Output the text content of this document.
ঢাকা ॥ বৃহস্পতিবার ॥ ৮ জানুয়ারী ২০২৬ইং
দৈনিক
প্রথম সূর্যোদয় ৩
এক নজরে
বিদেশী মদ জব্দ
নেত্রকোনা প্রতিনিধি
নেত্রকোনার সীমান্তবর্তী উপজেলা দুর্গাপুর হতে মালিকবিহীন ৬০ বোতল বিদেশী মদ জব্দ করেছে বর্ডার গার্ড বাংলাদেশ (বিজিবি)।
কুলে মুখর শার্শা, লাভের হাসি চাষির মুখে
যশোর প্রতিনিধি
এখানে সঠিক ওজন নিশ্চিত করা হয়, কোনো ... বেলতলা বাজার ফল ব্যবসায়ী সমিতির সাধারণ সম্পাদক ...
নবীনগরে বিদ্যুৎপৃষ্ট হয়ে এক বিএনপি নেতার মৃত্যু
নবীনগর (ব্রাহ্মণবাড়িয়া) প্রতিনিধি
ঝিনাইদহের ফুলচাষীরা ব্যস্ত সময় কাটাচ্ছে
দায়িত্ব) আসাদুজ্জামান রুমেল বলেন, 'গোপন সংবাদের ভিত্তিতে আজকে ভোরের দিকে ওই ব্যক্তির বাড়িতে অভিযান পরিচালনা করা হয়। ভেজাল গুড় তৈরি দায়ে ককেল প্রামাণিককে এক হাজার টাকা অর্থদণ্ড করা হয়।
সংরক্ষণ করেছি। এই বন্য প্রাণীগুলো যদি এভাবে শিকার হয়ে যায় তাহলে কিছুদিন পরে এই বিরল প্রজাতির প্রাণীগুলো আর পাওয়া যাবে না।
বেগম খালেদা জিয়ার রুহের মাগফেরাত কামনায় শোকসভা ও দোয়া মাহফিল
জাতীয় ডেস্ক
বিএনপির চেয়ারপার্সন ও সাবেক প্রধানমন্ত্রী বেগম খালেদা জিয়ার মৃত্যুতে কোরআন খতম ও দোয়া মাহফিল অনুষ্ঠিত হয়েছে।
□ □ □
__PROBLEM DETAILS__: Provide all the records again, word for word.

__SOLUTION FOR THIS TASK__:
Output the text content of this document.
ঢাকা ॥ বৃহস্পতিবার ॥ ৮ জানুয়ারী ২০২৬ইং
দৈনিক
প্রথম সূর্যোদয় ৩
এক নজরে
বিদেশী মদ জব্দ
নেত্রকোনা প্রতিনিধি
নেত্রকোনার সীমান্তবর্তী উপজেলা দুর্গাপুর হতে মালিকবিহীন ৬০ বোতল বিদেশী মদ জব্দ করেছে বর্ডার গার্ড বাংলাদেশ (বিজিবি)।
কুলে মুখর শার্শা, লাভের হাসি চাষির মুখে
যশোর প্রতিনিধি
এখানে সঠিক ওজন নিশ্চিত করা হয়, কোনো ... বেলতলা বাজার ফল ব্যবসায়ী সমিতির সাধারণ সম্পাদক ...
নবীনগরে বিদ্যুৎপৃষ্ট হয়ে এক বিএনপি নেতার মৃত্যু
নবীনগর (ব্রাহ্মণবাড়িয়া) প্রতিনিধি
ঝিনাইদহের ফুলচাষীরা ব্যস্ত সময় কাটাচ্ছে
দায়িত্ব) আসাদুজ্জামান রুমেল বলেন, 'গোপন সংবাদের ভিত্তিতে আজকে ভোরের দিকে ওই ব্যক্তির বাড়িতে অভিযান পরিচালনা করা হয়। ভেজাল গুড় তৈরি দায়ে ককেল প্রামাণিককে এক হাজার টাকা অর্থদণ্ড করা হয়।
সংরক্ষণ করেছি। এই বন্য প্রাণীগুলো যদি এভাবে শিকার হয়ে যায় তাহলে কিছুদিন পরে এই বিরল প্রজাতির প্রাণীগুলো আর পাওয়া যাবে না।
বেগম খালেদা জিয়ার রুহের মাগফেরাত কামনায় শোকসভা ও দোয়া মাহফিল
জাতীয় ডেস্ক
বিএনপির চেয়ারপার্সন ও সাবেক প্রধানমন্ত্রী বেগম খালেদা জিয়ার মৃত্যুতে কোরআন খতম ও দোয়া মাহফিল অনুষ্ঠিত হয়েছে।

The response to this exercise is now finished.